■ WHAT IS REQUIRED: Take every line from the material that has the word "text" in it.

(Stored data)
====

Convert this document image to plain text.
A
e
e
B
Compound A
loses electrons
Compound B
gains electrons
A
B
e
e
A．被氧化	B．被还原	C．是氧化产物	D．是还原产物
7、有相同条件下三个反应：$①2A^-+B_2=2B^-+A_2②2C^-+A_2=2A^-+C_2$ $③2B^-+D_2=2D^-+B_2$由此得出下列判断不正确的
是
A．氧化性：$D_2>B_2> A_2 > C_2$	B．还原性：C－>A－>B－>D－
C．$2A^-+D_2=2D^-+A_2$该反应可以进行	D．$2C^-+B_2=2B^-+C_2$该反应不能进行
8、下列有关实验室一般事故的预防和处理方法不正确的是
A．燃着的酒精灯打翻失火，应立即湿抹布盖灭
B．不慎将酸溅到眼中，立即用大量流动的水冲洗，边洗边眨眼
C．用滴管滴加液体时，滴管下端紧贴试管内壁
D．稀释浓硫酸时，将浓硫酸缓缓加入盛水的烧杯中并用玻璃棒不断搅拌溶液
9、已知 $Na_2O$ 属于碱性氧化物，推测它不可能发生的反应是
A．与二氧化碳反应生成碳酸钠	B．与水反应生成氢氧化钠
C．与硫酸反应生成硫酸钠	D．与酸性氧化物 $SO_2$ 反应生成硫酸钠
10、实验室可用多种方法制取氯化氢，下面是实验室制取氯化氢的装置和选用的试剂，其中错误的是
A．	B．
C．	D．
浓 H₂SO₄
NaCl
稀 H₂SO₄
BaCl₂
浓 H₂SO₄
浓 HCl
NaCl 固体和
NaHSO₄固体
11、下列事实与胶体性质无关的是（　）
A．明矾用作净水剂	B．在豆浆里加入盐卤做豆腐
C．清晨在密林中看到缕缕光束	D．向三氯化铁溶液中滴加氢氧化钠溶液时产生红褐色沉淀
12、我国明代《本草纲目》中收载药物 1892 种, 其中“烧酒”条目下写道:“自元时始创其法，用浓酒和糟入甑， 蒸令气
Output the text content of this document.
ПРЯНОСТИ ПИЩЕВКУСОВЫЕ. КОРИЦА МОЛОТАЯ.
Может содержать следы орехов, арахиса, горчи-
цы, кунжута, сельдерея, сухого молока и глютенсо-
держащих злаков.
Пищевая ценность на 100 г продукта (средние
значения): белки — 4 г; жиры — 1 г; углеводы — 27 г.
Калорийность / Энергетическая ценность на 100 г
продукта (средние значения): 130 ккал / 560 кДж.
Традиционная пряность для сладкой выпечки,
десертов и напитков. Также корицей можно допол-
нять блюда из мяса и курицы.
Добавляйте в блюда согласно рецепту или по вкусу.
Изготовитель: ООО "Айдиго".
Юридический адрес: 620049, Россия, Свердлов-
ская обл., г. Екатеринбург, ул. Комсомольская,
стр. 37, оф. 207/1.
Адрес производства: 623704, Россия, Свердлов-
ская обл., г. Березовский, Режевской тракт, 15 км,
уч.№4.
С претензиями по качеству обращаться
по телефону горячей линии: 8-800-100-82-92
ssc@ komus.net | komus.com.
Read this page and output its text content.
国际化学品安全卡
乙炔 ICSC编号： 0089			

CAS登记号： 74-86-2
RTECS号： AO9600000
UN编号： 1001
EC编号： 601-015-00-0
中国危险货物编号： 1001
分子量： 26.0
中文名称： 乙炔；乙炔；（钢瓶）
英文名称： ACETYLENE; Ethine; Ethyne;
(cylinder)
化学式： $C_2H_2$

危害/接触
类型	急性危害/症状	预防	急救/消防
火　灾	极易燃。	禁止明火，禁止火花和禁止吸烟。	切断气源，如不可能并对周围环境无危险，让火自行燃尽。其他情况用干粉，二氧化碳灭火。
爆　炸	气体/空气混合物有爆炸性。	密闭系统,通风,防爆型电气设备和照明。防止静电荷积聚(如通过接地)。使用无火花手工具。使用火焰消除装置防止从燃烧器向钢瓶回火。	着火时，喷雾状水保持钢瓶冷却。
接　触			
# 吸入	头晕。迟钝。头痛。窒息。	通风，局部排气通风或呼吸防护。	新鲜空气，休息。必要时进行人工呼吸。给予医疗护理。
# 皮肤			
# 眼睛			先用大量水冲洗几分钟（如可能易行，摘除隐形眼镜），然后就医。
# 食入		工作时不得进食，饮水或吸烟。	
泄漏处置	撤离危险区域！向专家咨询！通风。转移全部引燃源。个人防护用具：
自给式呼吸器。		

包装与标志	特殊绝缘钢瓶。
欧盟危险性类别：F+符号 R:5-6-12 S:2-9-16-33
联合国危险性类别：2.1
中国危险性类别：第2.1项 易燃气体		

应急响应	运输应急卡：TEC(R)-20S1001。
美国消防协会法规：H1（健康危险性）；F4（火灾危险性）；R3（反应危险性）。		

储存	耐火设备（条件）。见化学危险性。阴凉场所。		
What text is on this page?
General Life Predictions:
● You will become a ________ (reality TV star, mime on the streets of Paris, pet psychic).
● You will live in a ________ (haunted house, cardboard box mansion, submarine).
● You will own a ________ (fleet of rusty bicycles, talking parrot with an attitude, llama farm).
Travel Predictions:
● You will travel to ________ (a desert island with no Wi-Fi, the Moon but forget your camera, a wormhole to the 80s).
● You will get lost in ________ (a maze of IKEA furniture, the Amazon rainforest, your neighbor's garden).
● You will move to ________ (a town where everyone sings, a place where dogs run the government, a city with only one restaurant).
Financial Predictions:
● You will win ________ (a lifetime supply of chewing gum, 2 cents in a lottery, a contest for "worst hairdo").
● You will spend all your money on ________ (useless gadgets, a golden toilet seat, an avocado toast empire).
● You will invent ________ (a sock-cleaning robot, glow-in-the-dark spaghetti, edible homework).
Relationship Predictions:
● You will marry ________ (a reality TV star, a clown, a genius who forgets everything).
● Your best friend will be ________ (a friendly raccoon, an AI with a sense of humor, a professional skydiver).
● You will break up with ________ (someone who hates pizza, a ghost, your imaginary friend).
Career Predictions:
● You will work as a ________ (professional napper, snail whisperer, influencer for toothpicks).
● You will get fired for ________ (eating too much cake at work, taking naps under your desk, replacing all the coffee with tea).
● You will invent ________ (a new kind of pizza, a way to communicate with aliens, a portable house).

====

■ RESPONSE BELOW:
Convert this document image to plain text.
Output the text content of this document.
Read this page and output its text content.
What text is on this page?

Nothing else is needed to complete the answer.